Copy each line of the data below with the word "leuchtet".

Saved entries:
++++

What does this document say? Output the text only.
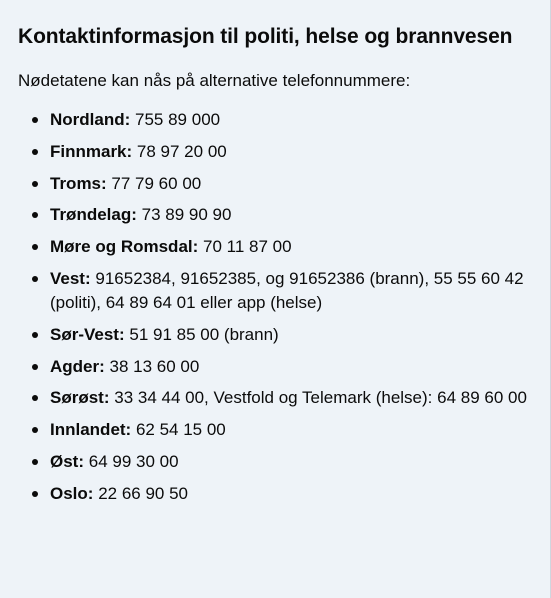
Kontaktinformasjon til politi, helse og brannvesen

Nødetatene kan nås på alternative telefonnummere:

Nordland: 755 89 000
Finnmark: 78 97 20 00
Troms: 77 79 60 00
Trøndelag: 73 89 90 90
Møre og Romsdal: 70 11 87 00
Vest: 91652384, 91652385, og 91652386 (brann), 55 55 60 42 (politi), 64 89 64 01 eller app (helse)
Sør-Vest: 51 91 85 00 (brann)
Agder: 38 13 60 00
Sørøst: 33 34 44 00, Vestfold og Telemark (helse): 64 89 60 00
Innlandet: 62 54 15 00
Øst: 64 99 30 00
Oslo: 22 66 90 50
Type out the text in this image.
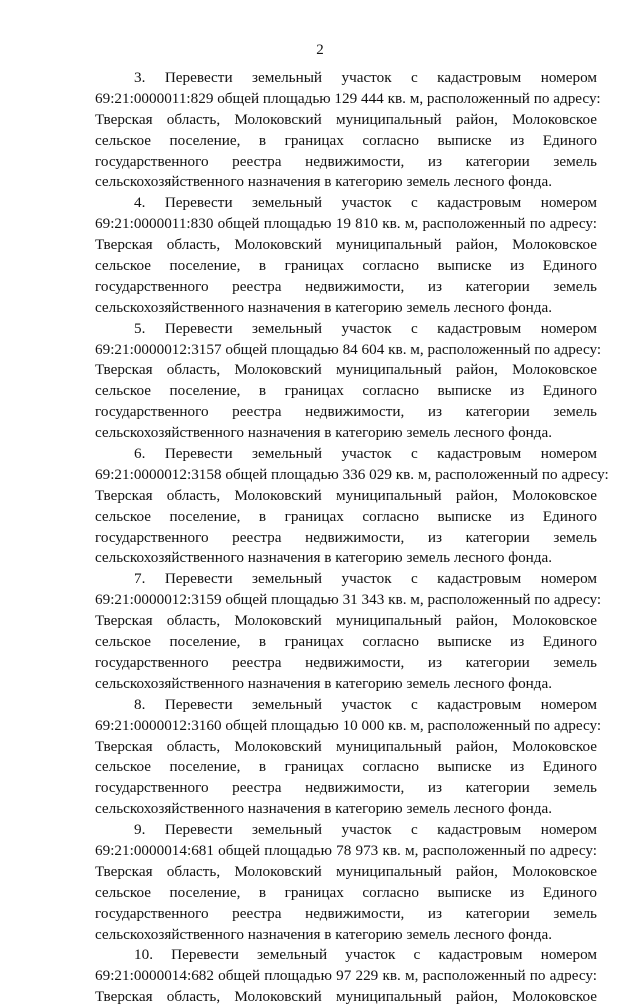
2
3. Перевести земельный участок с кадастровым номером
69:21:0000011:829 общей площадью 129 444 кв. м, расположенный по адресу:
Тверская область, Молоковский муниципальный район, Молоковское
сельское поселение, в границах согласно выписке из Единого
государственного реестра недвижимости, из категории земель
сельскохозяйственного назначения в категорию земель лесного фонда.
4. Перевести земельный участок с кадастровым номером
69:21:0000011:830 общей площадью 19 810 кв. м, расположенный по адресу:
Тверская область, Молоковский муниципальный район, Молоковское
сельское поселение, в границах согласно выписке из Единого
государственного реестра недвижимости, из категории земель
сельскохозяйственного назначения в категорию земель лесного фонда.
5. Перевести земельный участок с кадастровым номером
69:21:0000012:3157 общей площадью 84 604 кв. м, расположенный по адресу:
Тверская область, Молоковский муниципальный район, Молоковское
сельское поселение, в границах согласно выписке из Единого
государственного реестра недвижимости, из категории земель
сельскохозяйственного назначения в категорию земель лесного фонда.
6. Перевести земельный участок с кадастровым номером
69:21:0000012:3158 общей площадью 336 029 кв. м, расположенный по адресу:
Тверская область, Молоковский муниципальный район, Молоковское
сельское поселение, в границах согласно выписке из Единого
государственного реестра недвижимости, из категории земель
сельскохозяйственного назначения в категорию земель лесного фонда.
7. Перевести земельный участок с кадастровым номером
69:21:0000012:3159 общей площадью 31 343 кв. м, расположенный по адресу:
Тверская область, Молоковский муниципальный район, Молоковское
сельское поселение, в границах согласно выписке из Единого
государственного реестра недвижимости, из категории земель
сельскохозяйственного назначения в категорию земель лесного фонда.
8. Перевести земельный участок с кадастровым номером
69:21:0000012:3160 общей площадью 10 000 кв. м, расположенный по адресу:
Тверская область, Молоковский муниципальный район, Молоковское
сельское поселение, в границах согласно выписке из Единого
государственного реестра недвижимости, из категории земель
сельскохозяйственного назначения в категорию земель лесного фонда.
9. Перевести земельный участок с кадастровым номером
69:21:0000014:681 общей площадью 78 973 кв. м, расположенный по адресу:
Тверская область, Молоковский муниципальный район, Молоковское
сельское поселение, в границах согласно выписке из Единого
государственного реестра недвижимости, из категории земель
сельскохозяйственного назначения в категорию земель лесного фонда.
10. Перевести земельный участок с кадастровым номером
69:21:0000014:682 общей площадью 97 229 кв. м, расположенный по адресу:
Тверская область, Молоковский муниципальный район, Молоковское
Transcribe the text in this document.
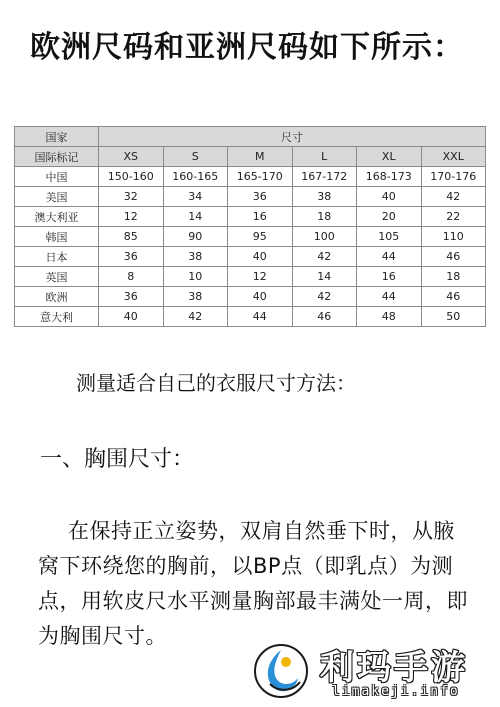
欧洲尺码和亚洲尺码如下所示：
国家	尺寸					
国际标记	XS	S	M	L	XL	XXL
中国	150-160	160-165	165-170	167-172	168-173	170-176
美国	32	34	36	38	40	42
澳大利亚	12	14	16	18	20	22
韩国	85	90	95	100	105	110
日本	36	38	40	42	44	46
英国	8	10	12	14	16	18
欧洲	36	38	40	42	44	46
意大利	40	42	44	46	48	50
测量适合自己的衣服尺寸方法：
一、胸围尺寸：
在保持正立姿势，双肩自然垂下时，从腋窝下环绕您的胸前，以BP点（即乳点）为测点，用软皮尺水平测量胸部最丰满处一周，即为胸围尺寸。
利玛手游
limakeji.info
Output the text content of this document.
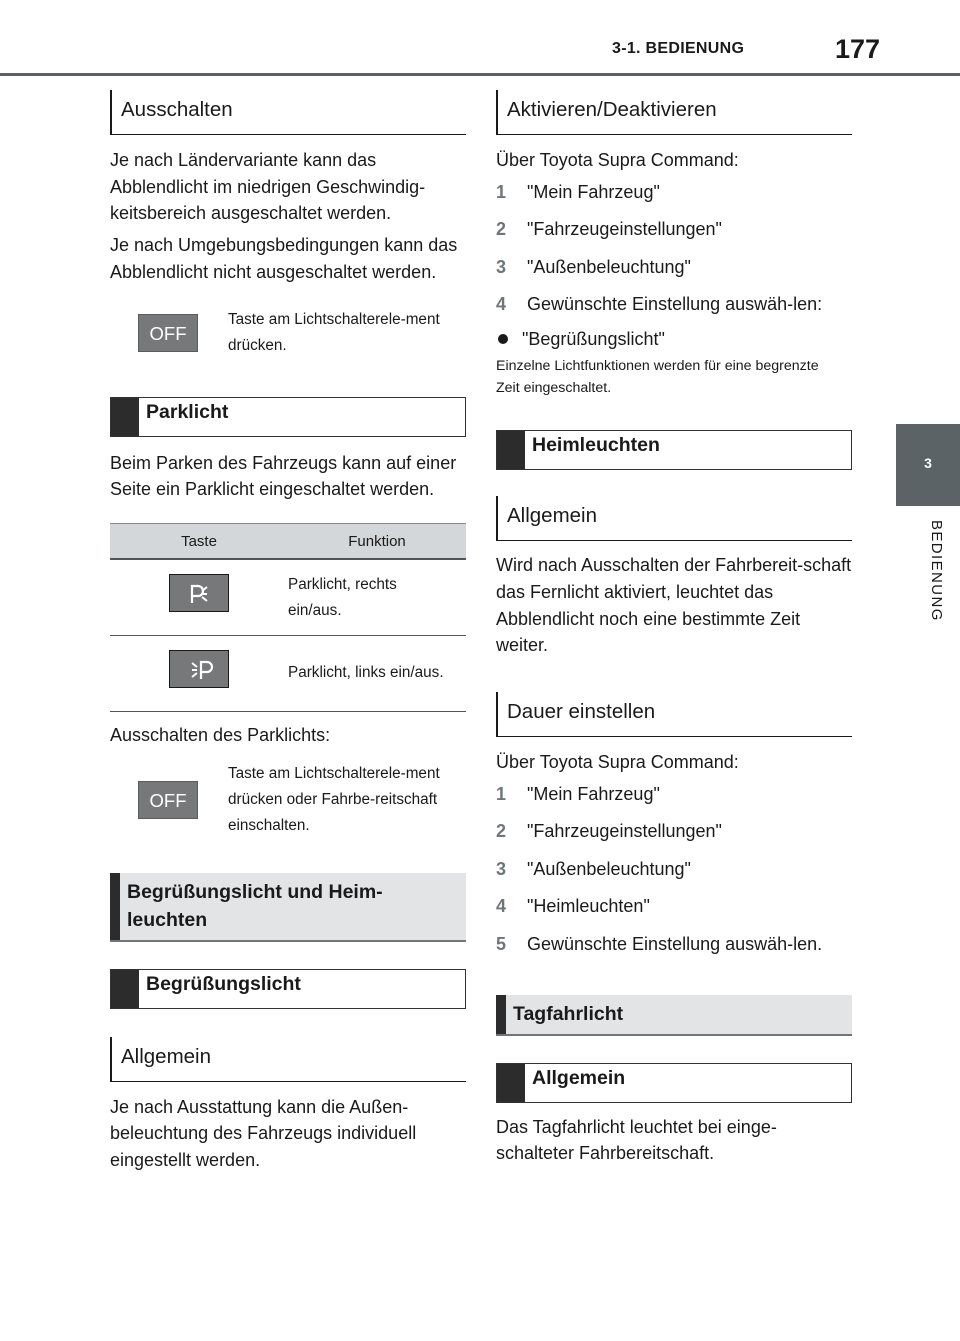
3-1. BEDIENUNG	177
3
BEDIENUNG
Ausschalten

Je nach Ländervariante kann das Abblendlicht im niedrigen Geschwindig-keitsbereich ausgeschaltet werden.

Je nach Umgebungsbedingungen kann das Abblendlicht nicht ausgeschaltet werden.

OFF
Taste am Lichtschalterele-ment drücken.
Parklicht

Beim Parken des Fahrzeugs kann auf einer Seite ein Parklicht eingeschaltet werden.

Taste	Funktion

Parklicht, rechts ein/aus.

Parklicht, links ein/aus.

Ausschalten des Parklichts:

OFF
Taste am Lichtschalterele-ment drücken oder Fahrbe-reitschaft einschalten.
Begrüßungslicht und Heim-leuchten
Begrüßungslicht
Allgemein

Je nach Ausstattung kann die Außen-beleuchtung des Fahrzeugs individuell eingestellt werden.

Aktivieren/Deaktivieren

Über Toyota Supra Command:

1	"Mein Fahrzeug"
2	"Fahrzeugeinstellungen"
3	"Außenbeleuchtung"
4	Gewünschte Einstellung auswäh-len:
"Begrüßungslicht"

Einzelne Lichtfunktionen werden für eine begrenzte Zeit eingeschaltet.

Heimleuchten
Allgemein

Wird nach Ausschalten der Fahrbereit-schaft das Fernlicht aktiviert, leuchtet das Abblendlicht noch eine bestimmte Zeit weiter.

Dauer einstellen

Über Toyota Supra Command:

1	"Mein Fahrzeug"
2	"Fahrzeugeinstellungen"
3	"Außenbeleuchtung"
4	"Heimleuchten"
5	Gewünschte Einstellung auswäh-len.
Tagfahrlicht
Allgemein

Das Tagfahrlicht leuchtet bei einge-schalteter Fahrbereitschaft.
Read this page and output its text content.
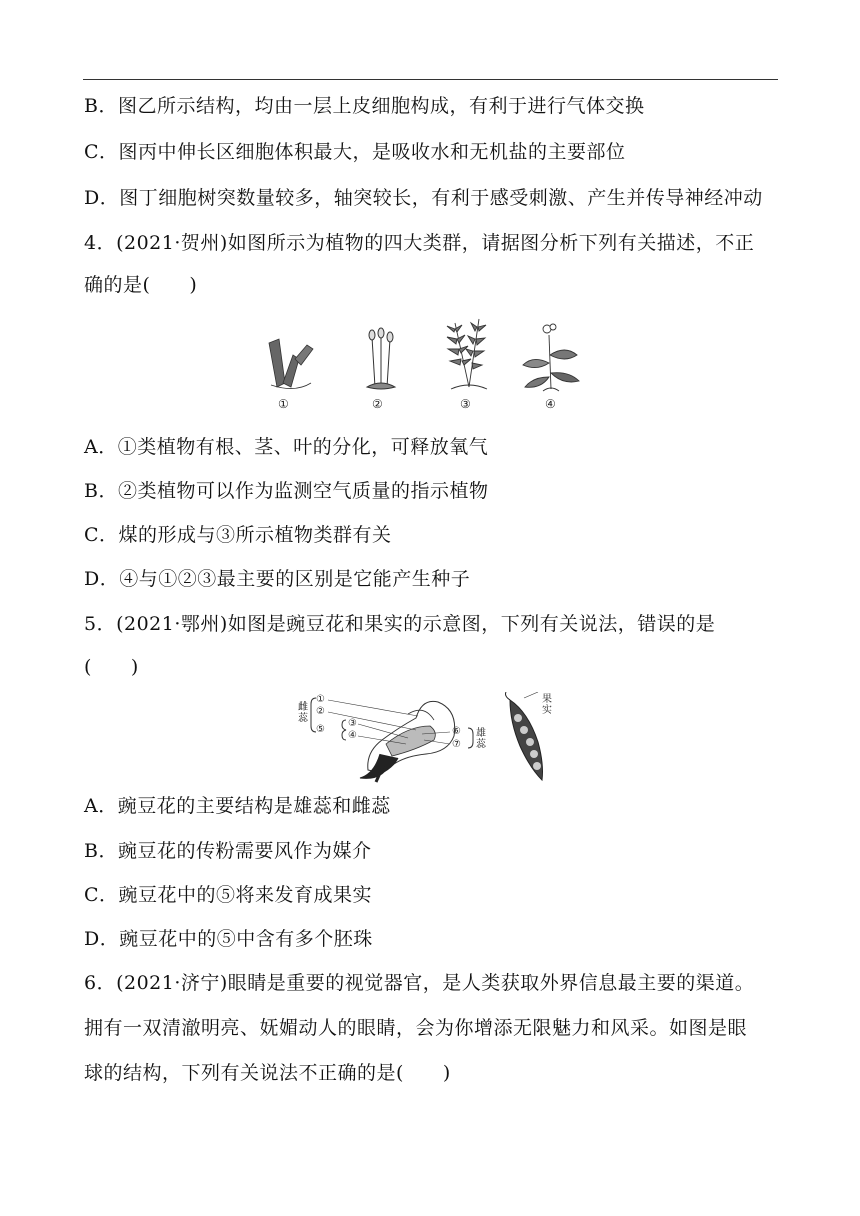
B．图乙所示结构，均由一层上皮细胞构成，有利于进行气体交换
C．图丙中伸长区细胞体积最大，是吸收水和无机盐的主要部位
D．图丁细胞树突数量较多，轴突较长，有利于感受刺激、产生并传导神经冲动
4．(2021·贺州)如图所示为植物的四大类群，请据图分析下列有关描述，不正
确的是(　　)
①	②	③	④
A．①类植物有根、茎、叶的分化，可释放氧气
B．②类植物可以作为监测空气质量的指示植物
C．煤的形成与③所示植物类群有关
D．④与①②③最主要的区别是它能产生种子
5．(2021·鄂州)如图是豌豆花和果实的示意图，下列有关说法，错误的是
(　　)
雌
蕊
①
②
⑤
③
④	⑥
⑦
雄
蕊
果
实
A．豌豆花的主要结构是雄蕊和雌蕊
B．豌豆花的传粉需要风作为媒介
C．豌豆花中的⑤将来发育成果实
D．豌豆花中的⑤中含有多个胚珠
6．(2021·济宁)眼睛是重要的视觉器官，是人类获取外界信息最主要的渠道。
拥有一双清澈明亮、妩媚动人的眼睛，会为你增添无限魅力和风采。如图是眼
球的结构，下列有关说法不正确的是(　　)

++++

**Reply to the exercise:**
Wird nach Ausschalten der Fahrbereit-schaft das Fernlicht aktiviert, leuchtet das Abblendlicht noch eine bestimmte Zeit weiter.
Das Tagfahrlicht leuchtet bei einge-schalteter Fahrbereitschaft.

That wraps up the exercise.